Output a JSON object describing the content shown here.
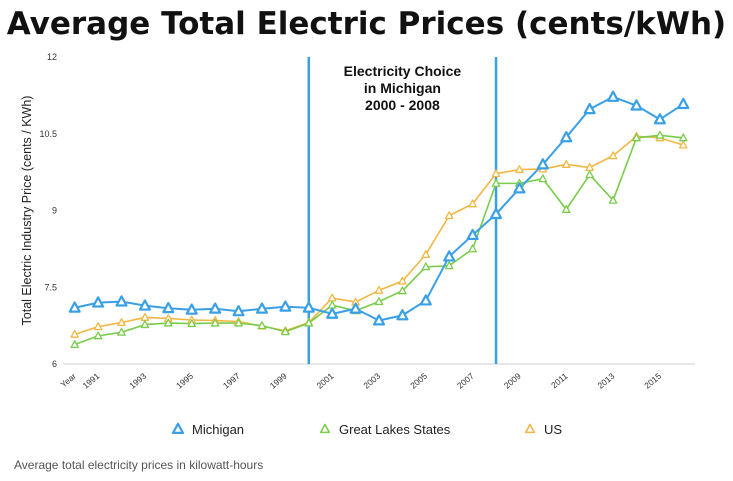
{
  "title": "Average Total Electric Prices (cents/kWh)",
  "caption": "Average total electricity prices in kilowatt-hours",
  "annotation": {
    "lines": [
      "Electricity Choice",
      "in Michigan",
      "2000 - 2008"
    ],
    "start_year": 2000,
    "end_year": 2008
  },
  "colors": {
    "Michigan": "#3aa0e6",
    "Great Lakes States": "#78cc4a",
    "US": "#f2b742",
    "annotation_line": "#3aa0e6"
  },
  "chart_data": {
    "type": "line",
    "title": "Average Total Electric Prices (cents/kWh)",
    "ylabel": "Total Electric Industry Price (cents / KWh)",
    "xlabel": "",
    "ylim": [
      6,
      12
    ],
    "yticks": [
      6,
      7.5,
      9,
      10.5,
      12
    ],
    "ytick_labels": [
      "6",
      "7.5",
      "9",
      "10.5",
      "12"
    ],
    "xticks": [
      "Year",
      "1991",
      "1993",
      "1995",
      "1997",
      "1999",
      "2001",
      "2003",
      "2005",
      "2007",
      "2009",
      "2011",
      "2013",
      "2015"
    ],
    "x": [
      1990,
      1991,
      1992,
      1993,
      1994,
      1995,
      1996,
      1997,
      1998,
      1999,
      2000,
      2001,
      2002,
      2003,
      2004,
      2005,
      2006,
      2007,
      2008,
      2009,
      2010,
      2011,
      2012,
      2013,
      2014,
      2015,
      2016
    ],
    "grid": false,
    "legend_position": "bottom",
    "series": [
      {
        "name": "Michigan",
        "marker": "triangle",
        "values": [
          7.1,
          7.2,
          7.22,
          7.14,
          7.09,
          7.06,
          7.08,
          7.03,
          7.08,
          7.12,
          7.1,
          6.98,
          7.08,
          6.85,
          6.95,
          7.24,
          8.1,
          8.52,
          8.93,
          9.43,
          9.9,
          10.43,
          10.98,
          11.22,
          11.05,
          10.78,
          11.08
        ]
      },
      {
        "name": "Great Lakes States",
        "marker": "triangle",
        "values": [
          6.38,
          6.55,
          6.62,
          6.77,
          6.8,
          6.79,
          6.8,
          6.8,
          6.75,
          6.63,
          6.8,
          7.15,
          7.04,
          7.22,
          7.43,
          7.9,
          7.92,
          8.25,
          9.53,
          9.53,
          9.62,
          9.02,
          9.7,
          9.2,
          10.42,
          10.47,
          10.42
        ]
      },
      {
        "name": "US",
        "marker": "triangle",
        "values": [
          6.58,
          6.73,
          6.81,
          6.91,
          6.89,
          6.86,
          6.85,
          6.83,
          6.74,
          6.65,
          6.81,
          7.29,
          7.21,
          7.44,
          7.62,
          8.14,
          8.9,
          9.13,
          9.72,
          9.8,
          9.81,
          9.9,
          9.84,
          10.07,
          10.45,
          10.42,
          10.28
        ]
      }
    ]
  }
}
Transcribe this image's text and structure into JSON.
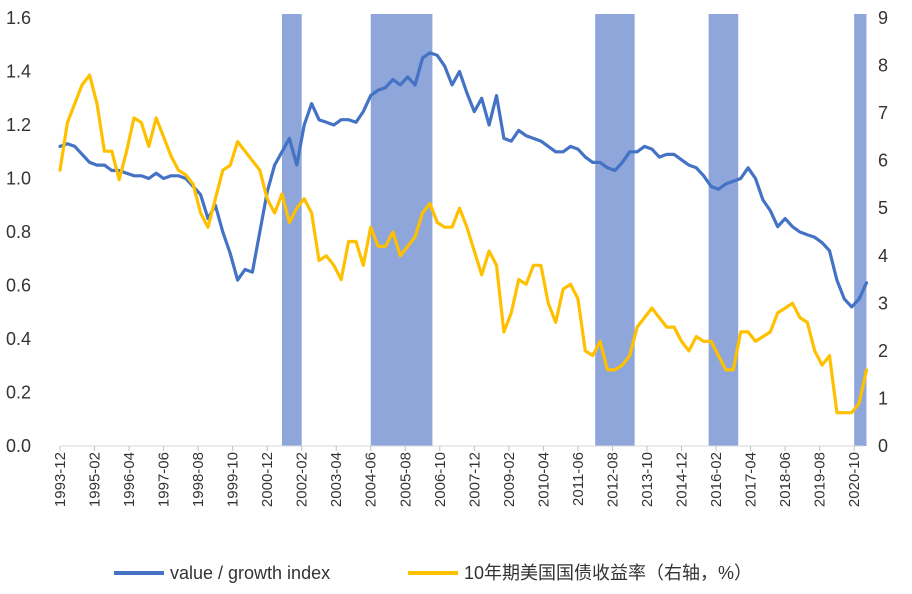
{
  "chart_data": {
    "type": "line",
    "title": "",
    "xlabel": "",
    "ylabel": "",
    "y2label": "",
    "x_start": "1993-12",
    "x_end": "2021-02",
    "ylim": [
      0,
      1.6
    ],
    "y2lim": [
      0,
      9
    ],
    "yticks": [
      "0.0",
      "0.2",
      "0.4",
      "0.6",
      "0.8",
      "1.0",
      "1.2",
      "1.4",
      "1.6"
    ],
    "y2ticks": [
      "0",
      "1",
      "2",
      "3",
      "4",
      "5",
      "6",
      "7",
      "8",
      "9"
    ],
    "xticks": [
      "1993-12",
      "1995-02",
      "1996-04",
      "1997-06",
      "1998-08",
      "1999-10",
      "2000-12",
      "2002-02",
      "2003-04",
      "2004-06",
      "2005-08",
      "2006-10",
      "2007-12",
      "2009-02",
      "2010-04",
      "2011-06",
      "2012-08",
      "2013-10",
      "2014-12",
      "2016-02",
      "2017-04",
      "2018-06",
      "2019-08",
      "2020-10"
    ],
    "shaded_periods": [
      {
        "start": "2001-06",
        "end": "2002-02"
      },
      {
        "start": "2004-06",
        "end": "2006-07"
      },
      {
        "start": "2012-01",
        "end": "2013-05"
      },
      {
        "start": "2015-11",
        "end": "2016-11"
      },
      {
        "start": "2020-10",
        "end": "2021-03"
      }
    ],
    "shade_color": "#8EA6D9",
    "legend_position": "bottom",
    "series": [
      {
        "name": "value / growth index",
        "axis": "left",
        "color": "#4472C4",
        "x": [
          "1993-12",
          "1994-03",
          "1994-06",
          "1994-09",
          "1994-12",
          "1995-03",
          "1995-06",
          "1995-09",
          "1995-12",
          "1996-03",
          "1996-06",
          "1996-09",
          "1996-12",
          "1997-03",
          "1997-06",
          "1997-09",
          "1997-12",
          "1998-03",
          "1998-06",
          "1998-09",
          "1998-12",
          "1999-03",
          "1999-06",
          "1999-09",
          "1999-12",
          "2000-03",
          "2000-06",
          "2000-09",
          "2000-12",
          "2001-03",
          "2001-06",
          "2001-09",
          "2001-12",
          "2002-03",
          "2002-06",
          "2002-09",
          "2002-12",
          "2003-03",
          "2003-06",
          "2003-09",
          "2003-12",
          "2004-03",
          "2004-06",
          "2004-09",
          "2004-12",
          "2005-03",
          "2005-06",
          "2005-09",
          "2005-12",
          "2006-03",
          "2006-06",
          "2006-09",
          "2006-12",
          "2007-03",
          "2007-06",
          "2007-09",
          "2007-12",
          "2008-03",
          "2008-06",
          "2008-09",
          "2008-12",
          "2009-03",
          "2009-06",
          "2009-09",
          "2009-12",
          "2010-03",
          "2010-06",
          "2010-09",
          "2010-12",
          "2011-03",
          "2011-06",
          "2011-09",
          "2011-12",
          "2012-03",
          "2012-06",
          "2012-09",
          "2012-12",
          "2013-03",
          "2013-06",
          "2013-09",
          "2013-12",
          "2014-03",
          "2014-06",
          "2014-09",
          "2014-12",
          "2015-03",
          "2015-06",
          "2015-09",
          "2015-12",
          "2016-03",
          "2016-06",
          "2016-09",
          "2016-12",
          "2017-03",
          "2017-06",
          "2017-09",
          "2017-12",
          "2018-03",
          "2018-06",
          "2018-09",
          "2018-12",
          "2019-03",
          "2019-06",
          "2019-09",
          "2019-12",
          "2020-03",
          "2020-06",
          "2020-09",
          "2020-12",
          "2021-03"
        ],
        "values": [
          1.12,
          1.13,
          1.12,
          1.09,
          1.06,
          1.05,
          1.05,
          1.03,
          1.03,
          1.02,
          1.01,
          1.01,
          1.0,
          1.02,
          1.0,
          1.01,
          1.01,
          1.0,
          0.97,
          0.94,
          0.85,
          0.9,
          0.8,
          0.72,
          0.62,
          0.66,
          0.65,
          0.8,
          0.95,
          1.05,
          1.1,
          1.15,
          1.05,
          1.2,
          1.28,
          1.22,
          1.21,
          1.2,
          1.22,
          1.22,
          1.21,
          1.25,
          1.31,
          1.33,
          1.34,
          1.37,
          1.35,
          1.38,
          1.35,
          1.45,
          1.47,
          1.46,
          1.42,
          1.35,
          1.4,
          1.32,
          1.25,
          1.3,
          1.2,
          1.31,
          1.15,
          1.14,
          1.18,
          1.16,
          1.15,
          1.14,
          1.12,
          1.1,
          1.1,
          1.12,
          1.11,
          1.08,
          1.06,
          1.06,
          1.04,
          1.03,
          1.06,
          1.1,
          1.1,
          1.12,
          1.11,
          1.08,
          1.09,
          1.09,
          1.07,
          1.05,
          1.04,
          1.01,
          0.97,
          0.96,
          0.98,
          0.99,
          1.0,
          1.04,
          1.0,
          0.92,
          0.88,
          0.82,
          0.85,
          0.82,
          0.8,
          0.79,
          0.78,
          0.76,
          0.73,
          0.62,
          0.55,
          0.52,
          0.55,
          0.61
        ]
      },
      {
        "name": "10年期美国国债收益率（右轴，%）",
        "axis": "right",
        "color": "#FFC000",
        "x": [
          "1993-12",
          "1994-03",
          "1994-06",
          "1994-09",
          "1994-12",
          "1995-03",
          "1995-06",
          "1995-09",
          "1995-12",
          "1996-03",
          "1996-06",
          "1996-09",
          "1996-12",
          "1997-03",
          "1997-06",
          "1997-09",
          "1997-12",
          "1998-03",
          "1998-06",
          "1998-09",
          "1998-12",
          "1999-03",
          "1999-06",
          "1999-09",
          "1999-12",
          "2000-03",
          "2000-06",
          "2000-09",
          "2000-12",
          "2001-03",
          "2001-06",
          "2001-09",
          "2001-12",
          "2002-03",
          "2002-06",
          "2002-09",
          "2002-12",
          "2003-03",
          "2003-06",
          "2003-09",
          "2003-12",
          "2004-03",
          "2004-06",
          "2004-09",
          "2004-12",
          "2005-03",
          "2005-06",
          "2005-09",
          "2005-12",
          "2006-03",
          "2006-06",
          "2006-09",
          "2006-12",
          "2007-03",
          "2007-06",
          "2007-09",
          "2007-12",
          "2008-03",
          "2008-06",
          "2008-09",
          "2008-12",
          "2009-03",
          "2009-06",
          "2009-09",
          "2009-12",
          "2010-03",
          "2010-06",
          "2010-09",
          "2010-12",
          "2011-03",
          "2011-06",
          "2011-09",
          "2011-12",
          "2012-03",
          "2012-06",
          "2012-09",
          "2012-12",
          "2013-03",
          "2013-06",
          "2013-09",
          "2013-12",
          "2014-03",
          "2014-06",
          "2014-09",
          "2014-12",
          "2015-03",
          "2015-06",
          "2015-09",
          "2015-12",
          "2016-03",
          "2016-06",
          "2016-09",
          "2016-12",
          "2017-03",
          "2017-06",
          "2017-09",
          "2017-12",
          "2018-03",
          "2018-06",
          "2018-09",
          "2018-12",
          "2019-03",
          "2019-06",
          "2019-09",
          "2019-12",
          "2020-03",
          "2020-06",
          "2020-09",
          "2020-12",
          "2021-03"
        ],
        "values": [
          5.8,
          6.8,
          7.2,
          7.6,
          7.8,
          7.2,
          6.2,
          6.2,
          5.6,
          6.2,
          6.9,
          6.8,
          6.3,
          6.9,
          6.5,
          6.1,
          5.8,
          5.7,
          5.5,
          4.9,
          4.6,
          5.2,
          5.8,
          5.9,
          6.4,
          6.2,
          6.0,
          5.8,
          5.2,
          4.9,
          5.3,
          4.7,
          5.0,
          5.2,
          4.9,
          3.9,
          4.0,
          3.8,
          3.5,
          4.3,
          4.3,
          3.8,
          4.6,
          4.2,
          4.2,
          4.5,
          4.0,
          4.2,
          4.4,
          4.9,
          5.1,
          4.7,
          4.6,
          4.6,
          5.0,
          4.6,
          4.1,
          3.6,
          4.1,
          3.8,
          2.4,
          2.8,
          3.5,
          3.4,
          3.8,
          3.8,
          3.0,
          2.6,
          3.3,
          3.4,
          3.1,
          2.0,
          1.9,
          2.2,
          1.6,
          1.6,
          1.7,
          1.9,
          2.5,
          2.7,
          2.9,
          2.7,
          2.5,
          2.5,
          2.2,
          2.0,
          2.3,
          2.2,
          2.2,
          1.9,
          1.6,
          1.6,
          2.4,
          2.4,
          2.2,
          2.3,
          2.4,
          2.8,
          2.9,
          3.0,
          2.7,
          2.6,
          2.0,
          1.7,
          1.9,
          0.7,
          0.7,
          0.7,
          0.9,
          1.6
        ]
      }
    ]
  }
}
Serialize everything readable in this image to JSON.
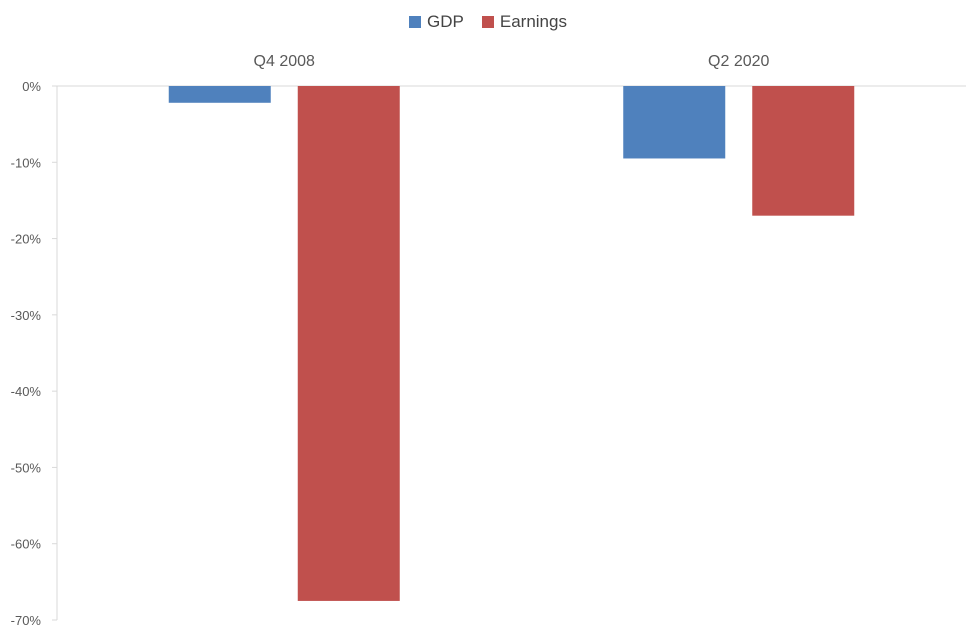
========
State the number of lines in the data that include the string "Lakes", and add nothing else.

2